- DO THIS -
Go through the records and extract every line with the word "also".

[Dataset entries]
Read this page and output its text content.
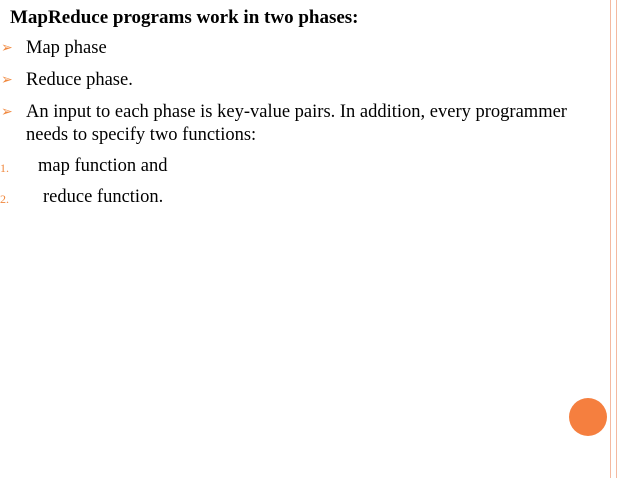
MapReduce programs work in two phases:
➢ Map phase
➢ Reduce phase.
➢ An input to each phase is key-value pairs. In addition, every programmer needs to specify two functions:
1. map function and
2. reduce function.
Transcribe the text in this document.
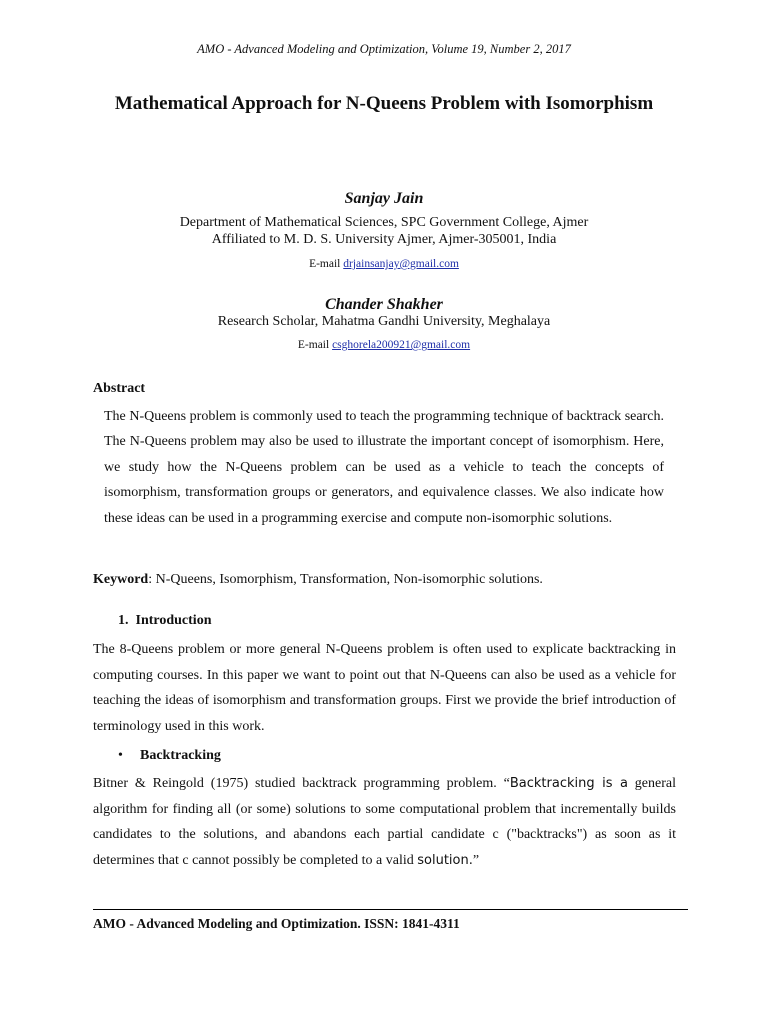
AMO - Advanced Modeling and Optimization, Volume 19, Number 2, 2017
Mathematical Approach for N-Queens Problem with Isomorphism
Sanjay Jain
Department of Mathematical Sciences, SPC Government College, Ajmer
Affiliated to M. D. S. University Ajmer, Ajmer-305001, India
E-mail drjainsanjay@gmail.com
Chander Shakher
Research Scholar, Mahatma Gandhi University, Meghalaya
E-mail csghorela200921@gmail.com
Abstract
The N-Queens problem is commonly used to teach the programming technique of backtrack search. The N-Queens problem may also be used to illustrate the important concept of isomorphism. Here, we study how the N-Queens problem can be used as a vehicle to teach the concepts of isomorphism, transformation groups or generators, and equivalence classes. We also indicate how these ideas can be used in a programming exercise and compute non-isomorphic solutions.
Keyword: N-Queens, Isomorphism, Transformation, Non-isomorphic solutions.
1. Introduction
The 8-Queens problem or more general N-Queens problem is often used to explicate backtracking in computing courses. In this paper we want to point out that N-Queens can also be used as a vehicle for teaching the ideas of isomorphism and transformation groups. First we provide the brief introduction of terminology used in this work.
• Backtracking
Bitner & Reingold (1975) studied backtrack programming problem. “Backtracking is a general algorithm for finding all (or some) solutions to some computational problem that incrementally builds candidates to the solutions, and abandons each partial candidate c ("backtracks") as soon as it determines that c cannot possibly be completed to a valid solution.”
AMO - Advanced Modeling and Optimization. ISSN: 1841-4311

- RESULT -
The N-Queens problem is commonly used to teach the programming technique of backtrack search. The N-Queens problem may also be used to illustrate the important concept of isomorphism. Here, we study how the N-Queens problem can be used as a vehicle to teach the concepts of isomorphism, transformation groups or generators, and equivalence classes. We also indicate how these ideas can be used in a programming exercise and compute non-isomorphic solutions.
The 8-Queens problem or more general N-Queens problem is often used to explicate backtracking in computing courses. In this paper we want to point out that N-Queens can also be used as a vehicle for teaching the ideas of isomorphism and transformation groups. First we provide the brief introduction of terminology used in this work.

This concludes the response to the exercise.